> [EXERCISE PROMPT]
In the listing below, locate the lines bearing the word "ylabel". Copy every one of them.

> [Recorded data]
start

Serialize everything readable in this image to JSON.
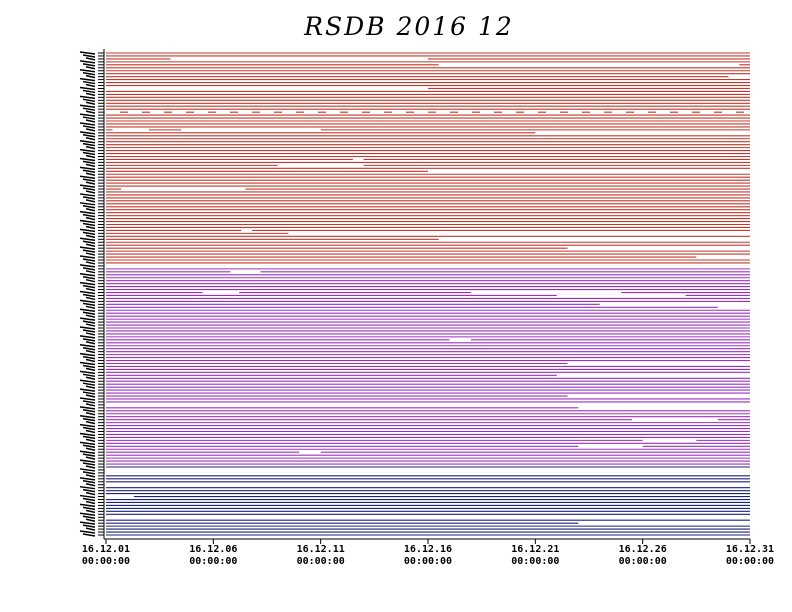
{
  "chart_data": {
    "type": "line",
    "title": "RSDB  2016  12",
    "xlabel": "",
    "ylabel": "",
    "x_range": [
      "16.12.01 00:00:00",
      "16.12.31 00:00:00"
    ],
    "x_ticks": [
      {
        "date": "16.12.01",
        "time": "00:00:00"
      },
      {
        "date": "16.12.06",
        "time": "00:00:00"
      },
      {
        "date": "16.12.11",
        "time": "00:00:00"
      },
      {
        "date": "16.12.16",
        "time": "00:00:00"
      },
      {
        "date": "16.12.21",
        "time": "00:00:00"
      },
      {
        "date": "16.12.26",
        "time": "00:00:00"
      },
      {
        "date": "16.12.31",
        "time": "00:00:00"
      }
    ],
    "y_tick_labels_legible": false,
    "station_groups": [
      {
        "color": "#c0392b",
        "count": 72
      },
      {
        "color": "#9b30c0",
        "count": 68
      },
      {
        "color": "#1a237e",
        "count": 24
      }
    ],
    "gaps": [
      {
        "row": 2,
        "from": 3.0,
        "to": 15.0
      },
      {
        "row": 4,
        "from": 15.5,
        "to": 29.5
      },
      {
        "row": 8,
        "from": 29.0,
        "to": 30.0
      },
      {
        "row": 12,
        "from": 0.0,
        "to": 15.0
      },
      {
        "row": 20,
        "from": 0.0,
        "to": 30.0,
        "dashed": true
      },
      {
        "row": 26,
        "from": 0.3,
        "to": 2.0
      },
      {
        "row": 26,
        "from": 3.5,
        "to": 10.0
      },
      {
        "row": 27,
        "from": 20.0,
        "to": 30.0
      },
      {
        "row": 36,
        "from": 11.5,
        "to": 12.0
      },
      {
        "row": 38,
        "from": 8.0,
        "to": 12.0
      },
      {
        "row": 40,
        "from": 15.0,
        "to": 30.0
      },
      {
        "row": 46,
        "from": 0.7,
        "to": 6.5
      },
      {
        "row": 60,
        "from": 6.3,
        "to": 6.8
      },
      {
        "row": 61,
        "from": 8.5,
        "to": 30.0
      },
      {
        "row": 63,
        "from": 15.5,
        "to": 30.0
      },
      {
        "row": 66,
        "from": 21.5,
        "to": 30.0
      },
      {
        "row": 69,
        "from": 27.5,
        "to": 30.0
      },
      {
        "row": 72,
        "from": 0.0,
        "to": 30.0
      },
      {
        "row": 74,
        "from": 5.8,
        "to": 7.2
      },
      {
        "row": 81,
        "from": 4.5,
        "to": 6.2
      },
      {
        "row": 81,
        "from": 17.0,
        "to": 24.0
      },
      {
        "row": 82,
        "from": 21.0,
        "to": 27.0
      },
      {
        "row": 85,
        "from": 23.0,
        "to": 30.0
      },
      {
        "row": 86,
        "from": 28.5,
        "to": 30.0
      },
      {
        "row": 97,
        "from": 16.0,
        "to": 17.0
      },
      {
        "row": 105,
        "from": 21.5,
        "to": 30.0
      },
      {
        "row": 109,
        "from": 21.0,
        "to": 30.0
      },
      {
        "row": 116,
        "from": 21.5,
        "to": 30.0
      },
      {
        "row": 119,
        "from": 0.0,
        "to": 30.0
      },
      {
        "row": 120,
        "from": 22.0,
        "to": 30.0
      },
      {
        "row": 124,
        "from": 24.5,
        "to": 28.5
      },
      {
        "row": 131,
        "from": 25.0,
        "to": 27.5
      },
      {
        "row": 133,
        "from": 22.0,
        "to": 25.0
      },
      {
        "row": 135,
        "from": 9.0,
        "to": 10.0
      },
      {
        "row": 141,
        "from": 0.0,
        "to": 30.0
      },
      {
        "row": 142,
        "from": 0.0,
        "to": 30.0
      },
      {
        "row": 146,
        "from": 0.0,
        "to": 30.0
      },
      {
        "row": 150,
        "from": 0.0,
        "to": 1.3
      },
      {
        "row": 157,
        "from": 0.0,
        "to": 30.0
      },
      {
        "row": 159,
        "from": 22.0,
        "to": 30.0
      }
    ]
  }
}
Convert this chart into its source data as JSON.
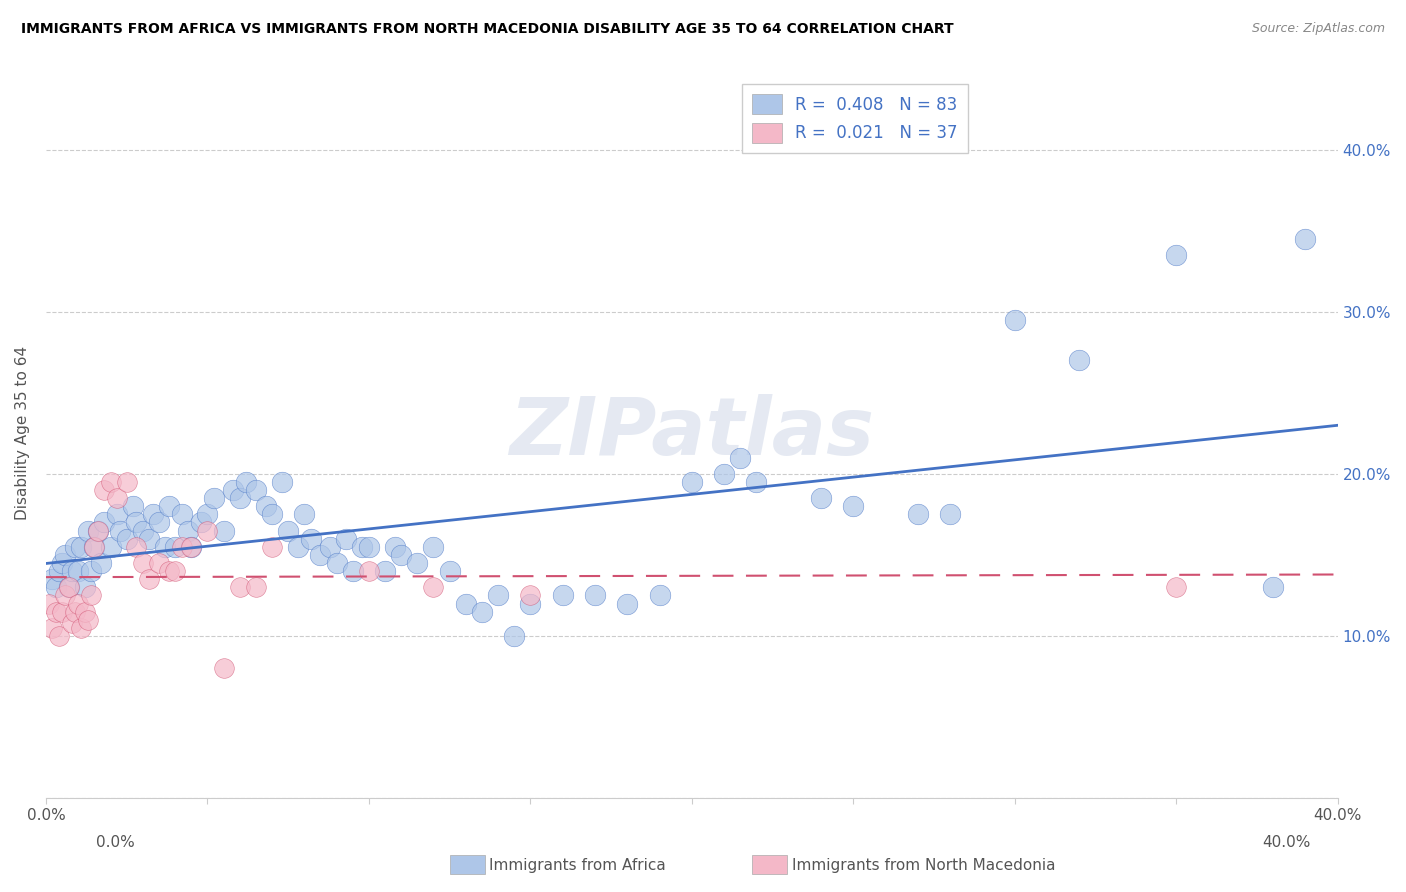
{
  "title": "IMMIGRANTS FROM AFRICA VS IMMIGRANTS FROM NORTH MACEDONIA DISABILITY AGE 35 TO 64 CORRELATION CHART",
  "source": "Source: ZipAtlas.com",
  "ylabel": "Disability Age 35 to 64",
  "xlim": [
    0,
    0.4
  ],
  "ylim": [
    0,
    0.45
  ],
  "legend_r1": "R =  0.408",
  "legend_n1": "N = 83",
  "legend_r2": "R =  0.021",
  "legend_n2": "N = 37",
  "color_africa": "#aec6e8",
  "color_macedonia": "#f4b8c8",
  "color_africa_line": "#4472c4",
  "color_macedonia_line": "#d05070",
  "watermark": "ZIPatlas",
  "africa_x": [
    0.002,
    0.003,
    0.004,
    0.005,
    0.006,
    0.007,
    0.008,
    0.009,
    0.01,
    0.011,
    0.012,
    0.013,
    0.014,
    0.015,
    0.016,
    0.017,
    0.018,
    0.02,
    0.022,
    0.023,
    0.025,
    0.027,
    0.028,
    0.03,
    0.032,
    0.033,
    0.035,
    0.037,
    0.038,
    0.04,
    0.042,
    0.044,
    0.045,
    0.048,
    0.05,
    0.052,
    0.055,
    0.058,
    0.06,
    0.062,
    0.065,
    0.068,
    0.07,
    0.073,
    0.075,
    0.078,
    0.08,
    0.082,
    0.085,
    0.088,
    0.09,
    0.093,
    0.095,
    0.098,
    0.1,
    0.105,
    0.108,
    0.11,
    0.115,
    0.12,
    0.125,
    0.13,
    0.135,
    0.14,
    0.145,
    0.15,
    0.16,
    0.17,
    0.18,
    0.19,
    0.2,
    0.21,
    0.215,
    0.22,
    0.24,
    0.25,
    0.27,
    0.28,
    0.3,
    0.32,
    0.35,
    0.38,
    0.39
  ],
  "africa_y": [
    0.135,
    0.13,
    0.14,
    0.145,
    0.15,
    0.13,
    0.14,
    0.155,
    0.14,
    0.155,
    0.13,
    0.165,
    0.14,
    0.155,
    0.165,
    0.145,
    0.17,
    0.155,
    0.175,
    0.165,
    0.16,
    0.18,
    0.17,
    0.165,
    0.16,
    0.175,
    0.17,
    0.155,
    0.18,
    0.155,
    0.175,
    0.165,
    0.155,
    0.17,
    0.175,
    0.185,
    0.165,
    0.19,
    0.185,
    0.195,
    0.19,
    0.18,
    0.175,
    0.195,
    0.165,
    0.155,
    0.175,
    0.16,
    0.15,
    0.155,
    0.145,
    0.16,
    0.14,
    0.155,
    0.155,
    0.14,
    0.155,
    0.15,
    0.145,
    0.155,
    0.14,
    0.12,
    0.115,
    0.125,
    0.1,
    0.12,
    0.125,
    0.125,
    0.12,
    0.125,
    0.195,
    0.2,
    0.21,
    0.195,
    0.185,
    0.18,
    0.175,
    0.175,
    0.295,
    0.27,
    0.335,
    0.13,
    0.345
  ],
  "macedonia_x": [
    0.001,
    0.002,
    0.003,
    0.004,
    0.005,
    0.006,
    0.007,
    0.008,
    0.009,
    0.01,
    0.011,
    0.012,
    0.013,
    0.014,
    0.015,
    0.016,
    0.018,
    0.02,
    0.022,
    0.025,
    0.028,
    0.03,
    0.032,
    0.035,
    0.038,
    0.04,
    0.042,
    0.045,
    0.05,
    0.055,
    0.06,
    0.065,
    0.07,
    0.1,
    0.12,
    0.15,
    0.35
  ],
  "macedonia_y": [
    0.12,
    0.105,
    0.115,
    0.1,
    0.115,
    0.125,
    0.13,
    0.108,
    0.115,
    0.12,
    0.105,
    0.115,
    0.11,
    0.125,
    0.155,
    0.165,
    0.19,
    0.195,
    0.185,
    0.195,
    0.155,
    0.145,
    0.135,
    0.145,
    0.14,
    0.14,
    0.155,
    0.155,
    0.165,
    0.08,
    0.13,
    0.13,
    0.155,
    0.14,
    0.13,
    0.125,
    0.13
  ]
}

end

> [RIGHT ANSWER]
    "ylabel": "",
  "ylabel": "Disability Age 35 to 64",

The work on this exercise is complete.